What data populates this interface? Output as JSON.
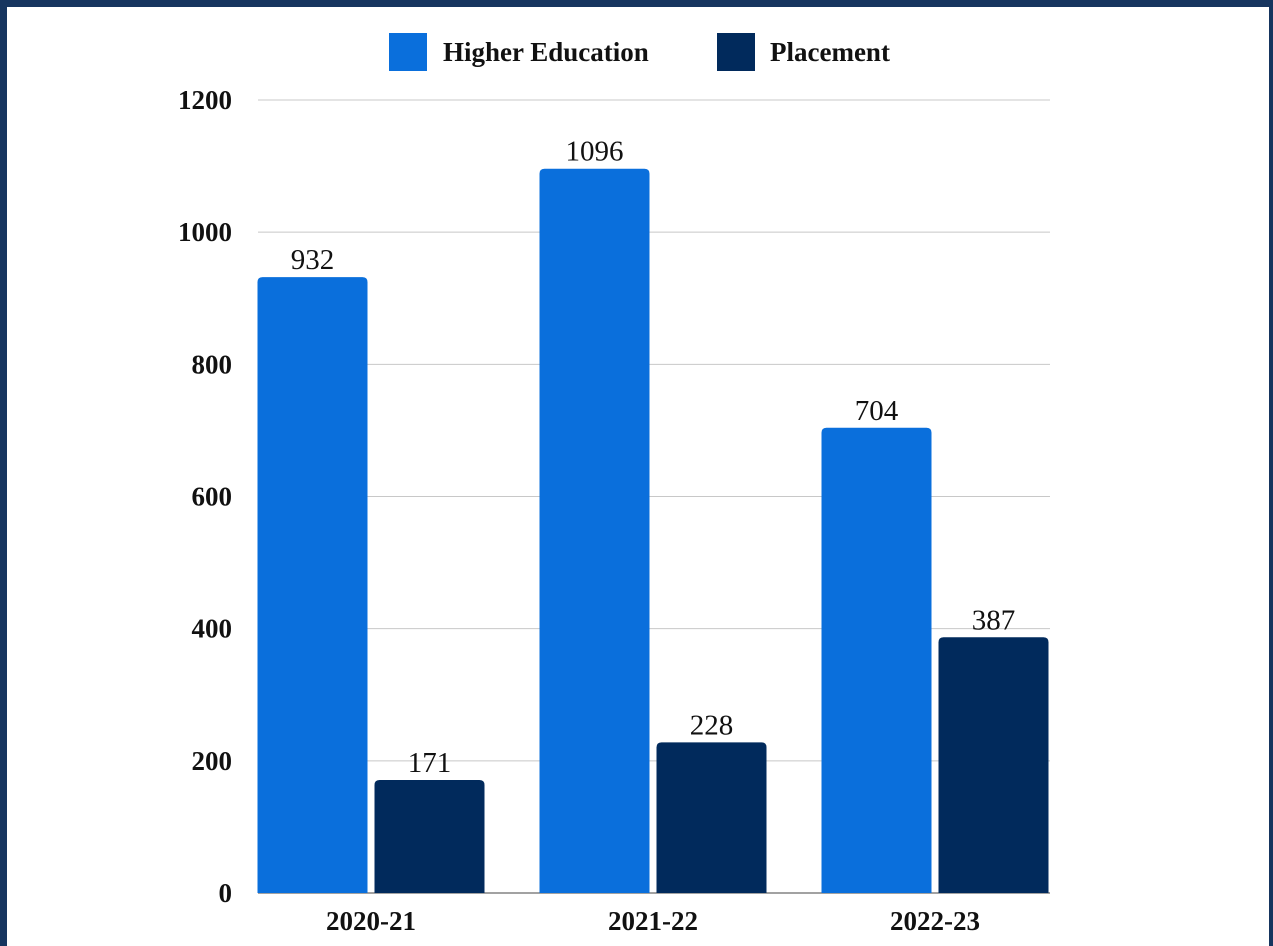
{
  "chart_data": {
    "type": "bar",
    "title": "",
    "xlabel": "",
    "ylabel": "",
    "categories": [
      "2020-21",
      "2021-22",
      "2022-23"
    ],
    "series": [
      {
        "name": "Higher Education",
        "values": [
          932,
          1096,
          704
        ],
        "color": "#0a6fdc"
      },
      {
        "name": "Placement",
        "values": [
          171,
          228,
          387
        ],
        "color": "#012a5c"
      }
    ],
    "ylim": [
      0,
      1200
    ],
    "yticks": [
      0,
      200,
      400,
      600,
      800,
      1000,
      1200
    ],
    "grid": true,
    "legend": "top-center",
    "data_labels": true
  }
}
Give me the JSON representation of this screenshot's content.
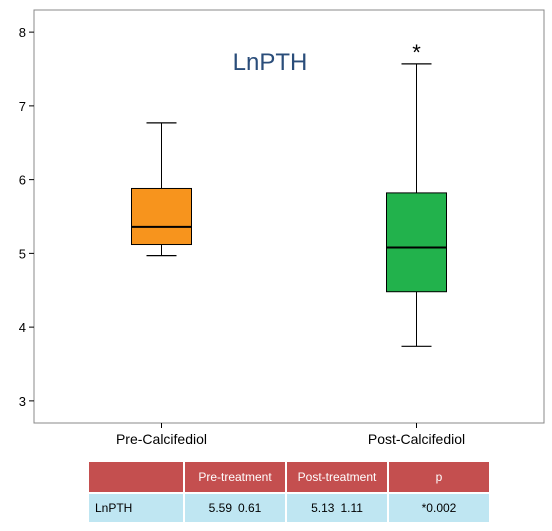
{
  "chart_data": {
    "type": "box",
    "title": "LnPTH",
    "xlabel": "",
    "ylabel": "",
    "ylim": [
      2.7,
      8.3
    ],
    "yticks": [
      3,
      4,
      5,
      6,
      7,
      8
    ],
    "categories": [
      "Pre-Calcifediol",
      "Post-Calcifediol"
    ],
    "boxes": [
      {
        "category": "Pre-Calcifediol",
        "whisker_low": 4.97,
        "q1": 5.12,
        "median": 5.36,
        "q3": 5.88,
        "whisker_high": 6.77,
        "color": "#f7941d",
        "mark": ""
      },
      {
        "category": "Post-Calcifediol",
        "whisker_low": 3.74,
        "q1": 4.48,
        "median": 5.08,
        "q3": 5.82,
        "whisker_high": 7.57,
        "color": "#22b24c",
        "mark": "*"
      }
    ],
    "grid": false
  },
  "table": {
    "header": [
      "",
      "Pre-treatment",
      "Post-treatment",
      "p"
    ],
    "rows": [
      {
        "label": "LnPTH",
        "pre_mean": "5.59",
        "pre_sd": "0.61",
        "post_mean": "5.13",
        "post_sd": "1.11",
        "p": "*0.002"
      }
    ],
    "header_color": "#c44f4f",
    "row_color": "#bfe6f2"
  }
}
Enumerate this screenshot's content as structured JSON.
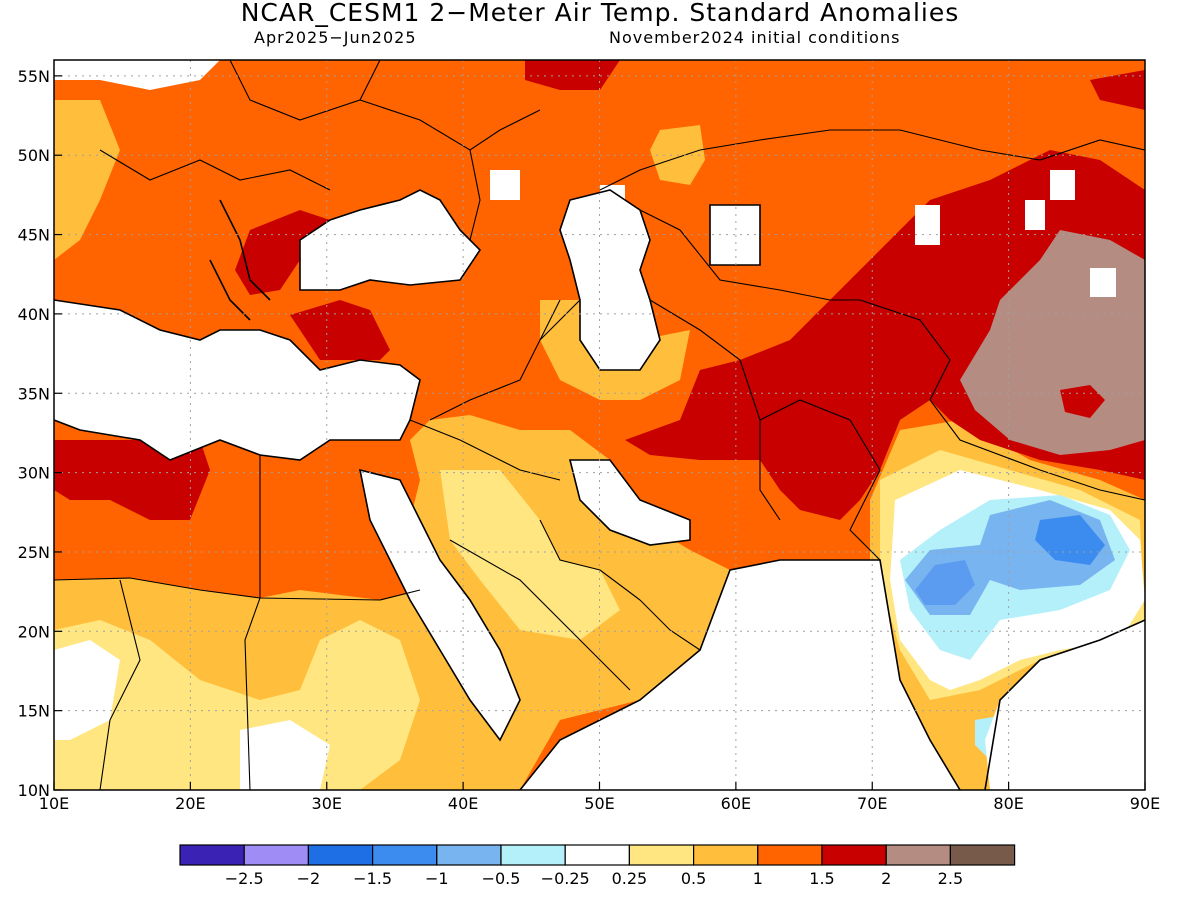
{
  "title": "NCAR_CESM1 2−Meter Air Temp. Standard Anomalies",
  "subtitle_left": "Apr2025−Jun2025",
  "subtitle_right": "November2024 initial conditions",
  "map": {
    "lon_range": [
      10,
      90
    ],
    "lat_range": [
      10,
      56
    ],
    "lon_ticks": [
      "10E",
      "20E",
      "30E",
      "40E",
      "50E",
      "60E",
      "70E",
      "80E",
      "90E"
    ],
    "lat_ticks": [
      "55N",
      "50N",
      "45N",
      "40N",
      "35N",
      "30N",
      "25N",
      "20N",
      "15N",
      "10N"
    ],
    "grid": true
  },
  "legend": {
    "colors": [
      "#3a22b4",
      "#a08cf5",
      "#1e6ee6",
      "#3c8cf0",
      "#78b4f0",
      "#b4f0fa",
      "#ffffff",
      "#ffe680",
      "#ffbe3c",
      "#ff6400",
      "#c80000",
      "#b48c82",
      "#785a4b"
    ],
    "labels": [
      "−2.5",
      "−2",
      "−1.5",
      "−1",
      "−0.5",
      "−0.25",
      "0.25",
      "0.5",
      "1",
      "1.5",
      "2",
      "2.5"
    ]
  }
}
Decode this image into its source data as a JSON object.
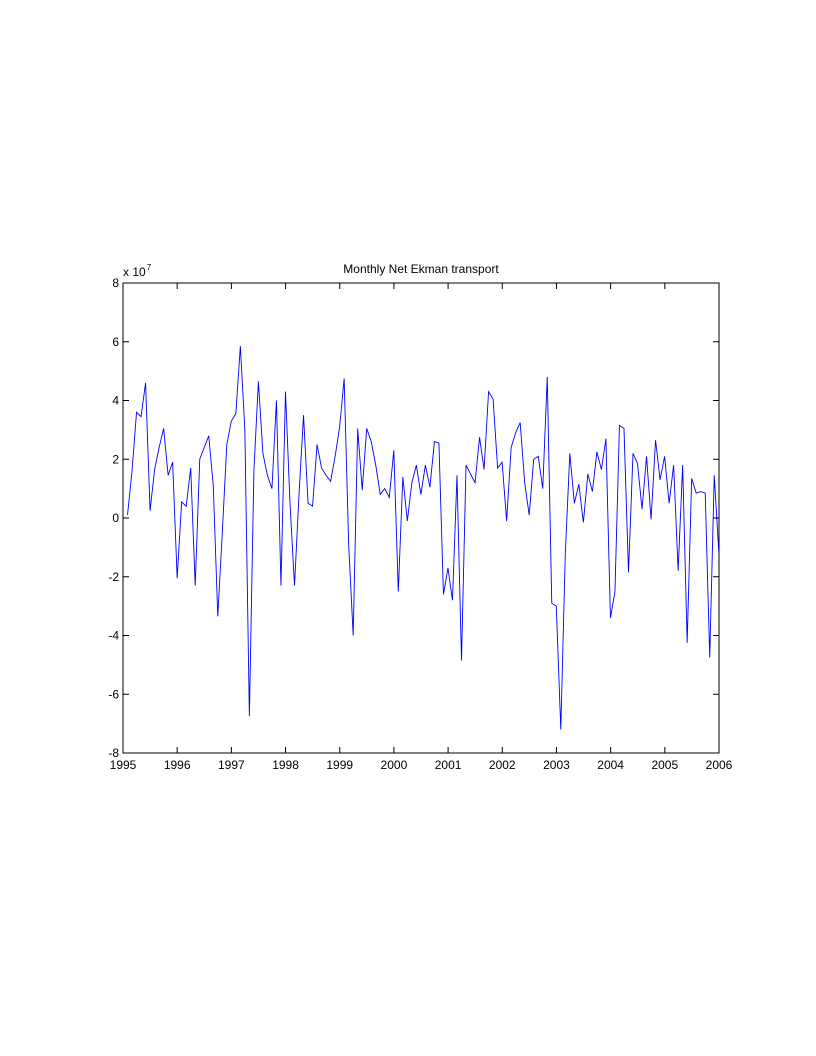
{
  "chart_data": {
    "type": "line",
    "title": "Monthly Net Ekman transport",
    "xlabel": "",
    "ylabel": "",
    "y_multiplier_base": "x 10",
    "y_multiplier_exponent": "7",
    "xlim": [
      1995,
      2006
    ],
    "ylim": [
      -8,
      8
    ],
    "x_ticks": [
      1995,
      1996,
      1997,
      1998,
      1999,
      2000,
      2001,
      2002,
      2003,
      2004,
      2005,
      2006
    ],
    "x_tick_labels": [
      "1995",
      "1996",
      "1997",
      "1998",
      "1999",
      "2000",
      "2001",
      "2002",
      "2003",
      "2004",
      "2005",
      "2006"
    ],
    "y_ticks": [
      -8,
      -6,
      -4,
      -2,
      0,
      2,
      4,
      6,
      8
    ],
    "y_tick_labels": [
      "-8",
      "-6",
      "-4",
      "-2",
      "0",
      "2",
      "4",
      "6",
      "8"
    ],
    "grid": false,
    "series_color": "#0000ff",
    "x_start": 1995.0833,
    "x_step": 0.0833,
    "values": [
      0.1,
      1.6,
      3.6,
      3.45,
      4.6,
      0.25,
      1.65,
      2.4,
      3.05,
      1.45,
      1.9,
      -2.05,
      0.55,
      0.4,
      1.7,
      -2.3,
      2.0,
      2.4,
      2.8,
      1.1,
      -3.35,
      -0.5,
      2.5,
      3.3,
      3.55,
      5.85,
      3.0,
      -6.75,
      1.6,
      4.65,
      2.2,
      1.45,
      1.0,
      4.0,
      -2.3,
      4.3,
      0.5,
      -2.3,
      0.8,
      3.5,
      0.5,
      0.4,
      2.5,
      1.7,
      1.45,
      1.25,
      2.1,
      3.1,
      4.75,
      -0.9,
      -4.0,
      3.05,
      0.95,
      3.05,
      2.6,
      1.8,
      0.8,
      1.0,
      0.7,
      2.3,
      -2.5,
      1.4,
      -0.1,
      1.2,
      1.8,
      0.8,
      1.8,
      1.05,
      2.6,
      2.55,
      -2.6,
      -1.7,
      -2.8,
      1.45,
      -4.85,
      1.8,
      1.5,
      1.2,
      2.75,
      1.65,
      4.3,
      4.05,
      1.7,
      1.9,
      -0.1,
      2.4,
      2.9,
      3.25,
      1.2,
      0.1,
      2.0,
      2.1,
      1.0,
      4.8,
      -2.9,
      -3.0,
      -7.2,
      -1.2,
      2.2,
      0.5,
      1.15,
      -0.15,
      1.5,
      0.9,
      2.25,
      1.65,
      2.7,
      -3.4,
      -2.5,
      3.15,
      3.05,
      -1.85,
      2.2,
      1.85,
      0.3,
      2.1,
      -0.05,
      2.65,
      1.3,
      2.1,
      0.5,
      1.8,
      -1.8,
      1.8,
      -4.25,
      1.35,
      0.85,
      0.9,
      0.85,
      -4.75,
      1.45,
      -1.15
    ]
  }
}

■ ■ ■

Could you reproduce every record above exactly, leaving out the pictures?

What data populates this interface? Output as JSON.
{
  "chart_data": {
    "type": "bar",
    "title": "",
    "xlabel": "",
    "ylabel": "",
    "categories": [
      "2020-21",
      "2021-22",
      "2022-23"
    ],
    "series": [
      {
        "name": "Higher Education",
        "values": [
          932,
          1096,
          704
        ],
        "color": "#0a6fdc"
      },
      {
        "name": "Placement",
        "values": [
          171,
          228,
          387
        ],
        "color": "#012a5c"
      }
    ],
    "ylim": [
      0,
      1200
    ],
    "yticks": [
      0,
      200,
      400,
      600,
      800,
      1000,
      1200
    ],
    "grid": true,
    "legend": "top-center",
    "data_labels": true
  }
}
Give me the JSON representation of this screenshot's content.
{
  "chart_data": {
    "type": "box",
    "title": "LnPTH",
    "xlabel": "",
    "ylabel": "",
    "ylim": [
      2.7,
      8.3
    ],
    "yticks": [
      3,
      4,
      5,
      6,
      7,
      8
    ],
    "categories": [
      "Pre-Calcifediol",
      "Post-Calcifediol"
    ],
    "boxes": [
      {
        "category": "Pre-Calcifediol",
        "whisker_low": 4.97,
        "q1": 5.12,
        "median": 5.36,
        "q3": 5.88,
        "whisker_high": 6.77,
        "color": "#f7941d",
        "mark": ""
      },
      {
        "category": "Post-Calcifediol",
        "whisker_low": 3.74,
        "q1": 4.48,
        "median": 5.08,
        "q3": 5.82,
        "whisker_high": 7.57,
        "color": "#22b24c",
        "mark": "*"
      }
    ],
    "grid": false
  },
  "table": {
    "header": [
      "",
      "Pre-treatment",
      "Post-treatment",
      "p"
    ],
    "rows": [
      {
        "label": "LnPTH",
        "pre_mean": "5.59",
        "pre_sd": "0.61",
        "post_mean": "5.13",
        "post_sd": "1.11",
        "p": "*0.002"
      }
    ],
    "header_color": "#c44f4f",
    "row_color": "#bfe6f2"
  }
}
Enumerate this screenshot's content as structured JSON.
{
  "title": "NCAR_CESM1 2−Meter Air Temp. Standard Anomalies",
  "subtitle_left": "Apr2025−Jun2025",
  "subtitle_right": "November2024 initial conditions",
  "map": {
    "lon_range": [
      10,
      90
    ],
    "lat_range": [
      10,
      56
    ],
    "lon_ticks": [
      "10E",
      "20E",
      "30E",
      "40E",
      "50E",
      "60E",
      "70E",
      "80E",
      "90E"
    ],
    "lat_ticks": [
      "55N",
      "50N",
      "45N",
      "40N",
      "35N",
      "30N",
      "25N",
      "20N",
      "15N",
      "10N"
    ],
    "grid": true
  },
  "legend": {
    "colors": [
      "#3a22b4",
      "#a08cf5",
      "#1e6ee6",
      "#3c8cf0",
      "#78b4f0",
      "#b4f0fa",
      "#ffffff",
      "#ffe680",
      "#ffbe3c",
      "#ff6400",
      "#c80000",
      "#b48c82",
      "#785a4b"
    ],
    "labels": [
      "−2.5",
      "−2",
      "−1.5",
      "−1",
      "−0.5",
      "−0.25",
      "0.25",
      "0.5",
      "1",
      "1.5",
      "2",
      "2.5"
    ]
  }
}
Decode this image into its source data as a JSON object.
{
  "chart_data": {
    "type": "line",
    "title": "Monthly Net Ekman transport",
    "xlabel": "",
    "ylabel": "",
    "y_multiplier_base": "x 10",
    "y_multiplier_exponent": "7",
    "xlim": [
      1995,
      2006
    ],
    "ylim": [
      -8,
      8
    ],
    "x_ticks": [
      1995,
      1996,
      1997,
      1998,
      1999,
      2000,
      2001,
      2002,
      2003,
      2004,
      2005,
      2006
    ],
    "x_tick_labels": [
      "1995",
      "1996",
      "1997",
      "1998",
      "1999",
      "2000",
      "2001",
      "2002",
      "2003",
      "2004",
      "2005",
      "2006"
    ],
    "y_ticks": [
      -8,
      -6,
      -4,
      -2,
      0,
      2,
      4,
      6,
      8
    ],
    "y_tick_labels": [
      "-8",
      "-6",
      "-4",
      "-2",
      "0",
      "2",
      "4",
      "6",
      "8"
    ],
    "grid": false,
    "series_color": "#0000ff",
    "x_start": 1995.0833,
    "x_step": 0.0833,
    "values": [
      0.1,
      1.6,
      3.6,
      3.45,
      4.6,
      0.25,
      1.65,
      2.4,
      3.05,
      1.45,
      1.9,
      -2.05,
      0.55,
      0.4,
      1.7,
      -2.3,
      2.0,
      2.4,
      2.8,
      1.1,
      -3.35,
      -0.5,
      2.5,
      3.3,
      3.55,
      5.85,
      3.0,
      -6.75,
      1.6,
      4.65,
      2.2,
      1.45,
      1.0,
      4.0,
      -2.3,
      4.3,
      0.5,
      -2.3,
      0.8,
      3.5,
      0.5,
      0.4,
      2.5,
      1.7,
      1.45,
      1.25,
      2.1,
      3.1,
      4.75,
      -0.9,
      -4.0,
      3.05,
      0.95,
      3.05,
      2.6,
      1.8,
      0.8,
      1.0,
      0.7,
      2.3,
      -2.5,
      1.4,
      -0.1,
      1.2,
      1.8,
      0.8,
      1.8,
      1.05,
      2.6,
      2.55,
      -2.6,
      -1.7,
      -2.8,
      1.45,
      -4.85,
      1.8,
      1.5,
      1.2,
      2.75,
      1.65,
      4.3,
      4.05,
      1.7,
      1.9,
      -0.1,
      2.4,
      2.9,
      3.25,
      1.2,
      0.1,
      2.0,
      2.1,
      1.0,
      4.8,
      -2.9,
      -3.0,
      -7.2,
      -1.2,
      2.2,
      0.5,
      1.15,
      -0.15,
      1.5,
      0.9,
      2.25,
      1.65,
      2.7,
      -3.4,
      -2.5,
      3.15,
      3.05,
      -1.85,
      2.2,
      1.85,
      0.3,
      2.1,
      -0.05,
      2.65,
      1.3,
      2.1,
      0.5,
      1.8,
      -1.8,
      1.8,
      -4.25,
      1.35,
      0.85,
      0.9,
      0.85,
      -4.75,
      1.45,
      -1.15
    ]
  }
}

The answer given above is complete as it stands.